Find all the lines with "likes" and gather them.

(Data records)
------------------------
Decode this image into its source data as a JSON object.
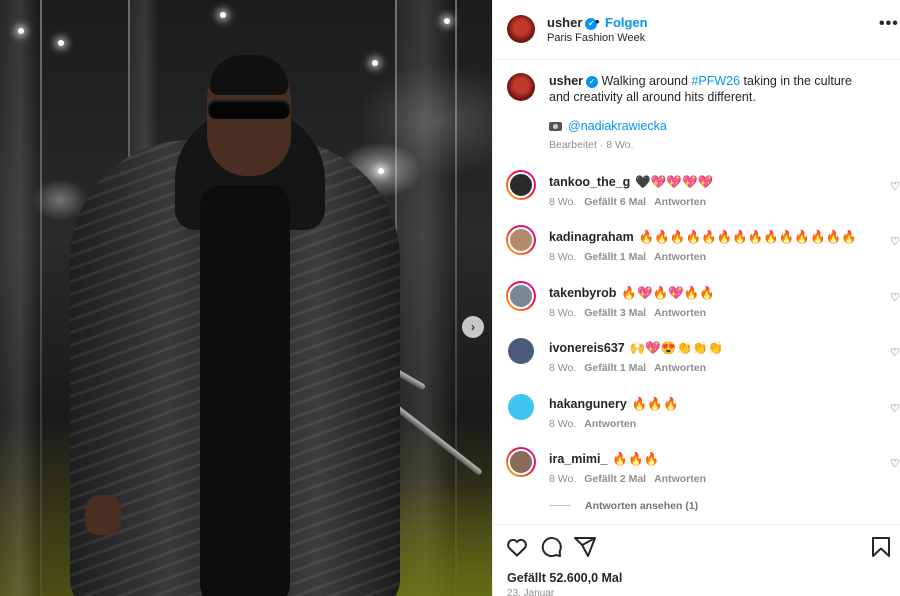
{
  "post": {
    "username": "usher",
    "follow_label": "Folgen",
    "separator": "•",
    "location": "Paris Fashion Week",
    "more_label": "•••",
    "next_label": "›",
    "caption": {
      "username": "usher",
      "text_before": "Walking around ",
      "hashtag": "#PFW26",
      "text_after": " taking in the culture and creativity all around hits different.",
      "credit_handle": "@nadiakrawiecka",
      "edited": "Bearbeitet · 8 Wo."
    }
  },
  "comments": [
    {
      "username": "tankoo_the_g",
      "text": "🖤💖💖💖💖",
      "age": "8 Wo.",
      "likes": "Gefällt 6 Mal",
      "reply": "Antworten",
      "avatar_color": "#2b2b2b",
      "story_ring": true
    },
    {
      "username": "kadinagraham",
      "text": "🔥🔥🔥🔥🔥🔥🔥🔥🔥🔥🔥🔥🔥🔥",
      "age": "8 Wo.",
      "likes": "Gefällt 1 Mal",
      "reply": "Antworten",
      "avatar_color": "#b48a6b",
      "story_ring": true
    },
    {
      "username": "takenbyrob",
      "text": "🔥💖🔥💖🔥🔥",
      "age": "8 Wo.",
      "likes": "Gefällt 3 Mal",
      "reply": "Antworten",
      "avatar_color": "#7b8796",
      "story_ring": true
    },
    {
      "username": "ivonereis637",
      "text": "🙌💖😍👏👏👏",
      "age": "8 Wo.",
      "likes": "Gefällt 1 Mal",
      "reply": "Antworten",
      "avatar_color": "#4a5a78",
      "story_ring": false
    },
    {
      "username": "hakangunery",
      "text": "🔥🔥🔥",
      "age": "8 Wo.",
      "likes": "",
      "reply": "Antworten",
      "avatar_color": "#3ec6f0",
      "story_ring": false
    },
    {
      "username": "ira_mimi_",
      "text": "🔥🔥🔥",
      "age": "8 Wo.",
      "likes": "Gefällt 2 Mal",
      "reply": "Antworten",
      "avatar_color": "#8a6a5a",
      "story_ring": true
    }
  ],
  "view_replies": "Antworten ansehen (1)",
  "footer": {
    "likes": "Gefällt 52.600,0 Mal",
    "date": "23. Januar"
  },
  "icons": {
    "like": "heart-icon",
    "comment": "comment-icon",
    "share": "send-icon",
    "save": "bookmark-icon"
  },
  "colors": {
    "accent": "#0095f6",
    "muted": "#8e8e8e",
    "text": "#262626"
  }
}
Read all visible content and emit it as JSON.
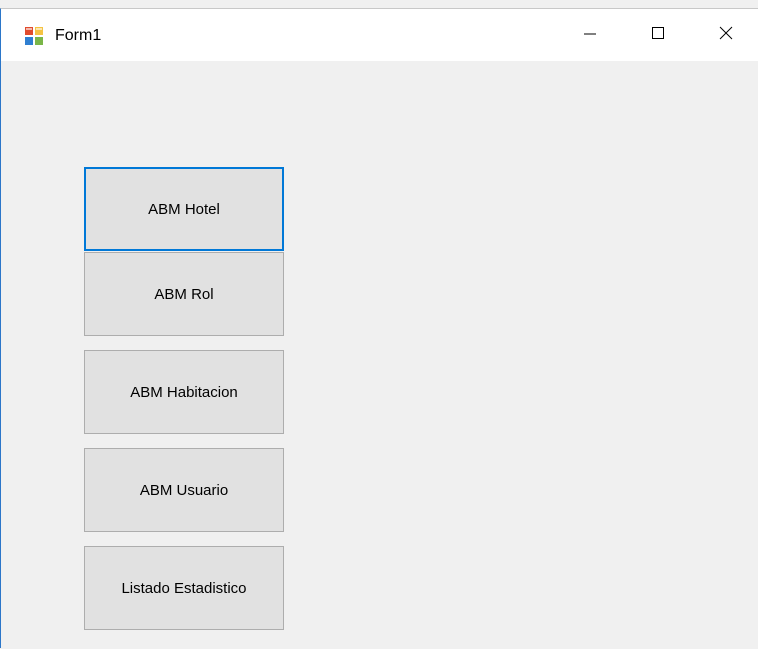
------------------------
**Answer to this exercise:**
      "likes": "Gefällt 6 Mal",
      "likes": "Gefällt 1 Mal",
      "likes": "Gefällt 3 Mal",
      "likes": "Gefällt 1 Mal",
      "likes": "",
      "likes": "Gefällt 2 Mal",
    "likes": "Gefällt 52.600,0 Mal",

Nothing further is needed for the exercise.